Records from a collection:
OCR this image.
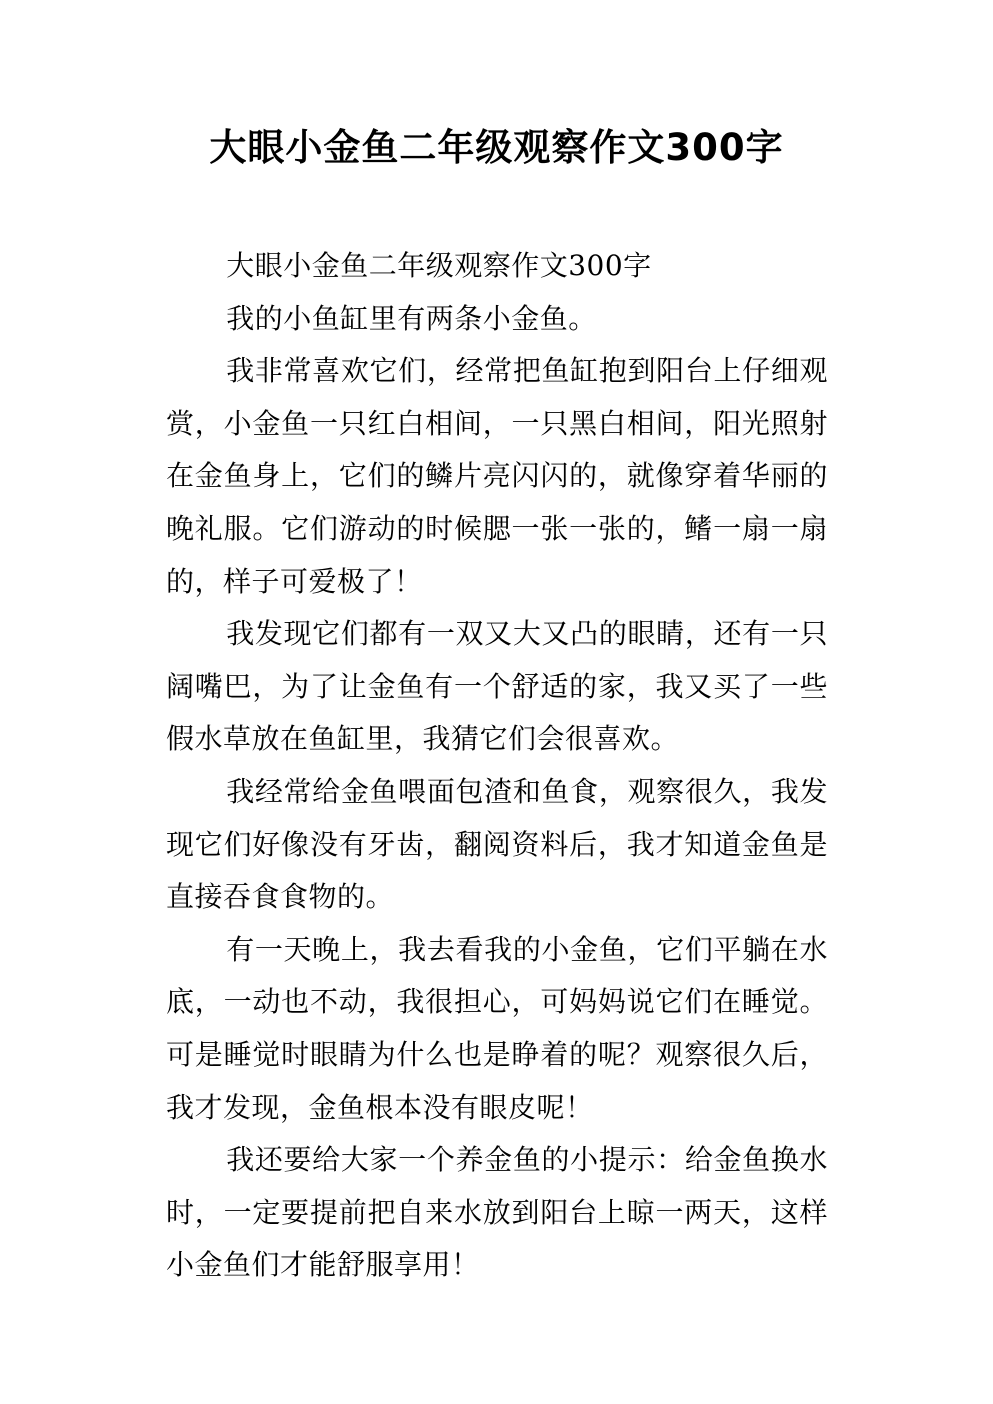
大眼小金鱼二年级观察作文300字

大眼小金鱼二年级观察作文300字

我的小鱼缸里有两条小金鱼。

我非常喜欢它们，经常把鱼缸抱到阳台上仔细观赏，小金鱼一只红白相间，一只黑白相间，阳光照射在金鱼身上，它们的鳞片亮闪闪的，就像穿着华丽的晚礼服。它们游动的时候腮一张一张的，鳍一扇一扇的，样子可爱极了！

我发现它们都有一双又大又凸的眼睛，还有一只阔嘴巴，为了让金鱼有一个舒适的家，我又买了一些假水草放在鱼缸里，我猜它们会很喜欢。

我经常给金鱼喂面包渣和鱼食，观察很久，我发现它们好像没有牙齿，翻阅资料后，我才知道金鱼是直接吞食食物的。

有一天晚上，我去看我的小金鱼，它们平躺在水底，一动也不动，我很担心，可妈妈说它们在睡觉。可是睡觉时眼睛为什么也是睁着的呢？观察很久后，我才发现，金鱼根本没有眼皮呢！

我还要给大家一个养金鱼的小提示：给金鱼换水时，一定要提前把自来水放到阳台上晾一两天，这样小金鱼们才能舒服享用！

AIM OF THE TASK: Every entry must be reproduced exactly, with the images left out.

WORKED SOLUTION:
OCR this image.
大眼小金鱼二年级观察作文300字

大眼小金鱼二年级观察作文300字

我的小鱼缸里有两条小金鱼。

我非常喜欢它们，经常把鱼缸抱到阳台上仔细观赏，小金鱼一只红白相间，一只黑白相间，阳光照射在金鱼身上，它们的鳞片亮闪闪的，就像穿着华丽的晚礼服。它们游动的时候腮一张一张的，鳍一扇一扇的，样子可爱极了！

我发现它们都有一双又大又凸的眼睛，还有一只阔嘴巴，为了让金鱼有一个舒适的家，我又买了一些假水草放在鱼缸里，我猜它们会很喜欢。

我经常给金鱼喂面包渣和鱼食，观察很久，我发现它们好像没有牙齿，翻阅资料后，我才知道金鱼是直接吞食食物的。

有一天晚上，我去看我的小金鱼，它们平躺在水底，一动也不动，我很担心，可妈妈说它们在睡觉。可是睡觉时眼睛为什么也是睁着的呢？观察很久后，我才发现，金鱼根本没有眼皮呢！

我还要给大家一个养金鱼的小提示：给金鱼换水时，一定要提前把自来水放到阳台上晾一两天，这样小金鱼们才能舒服享用！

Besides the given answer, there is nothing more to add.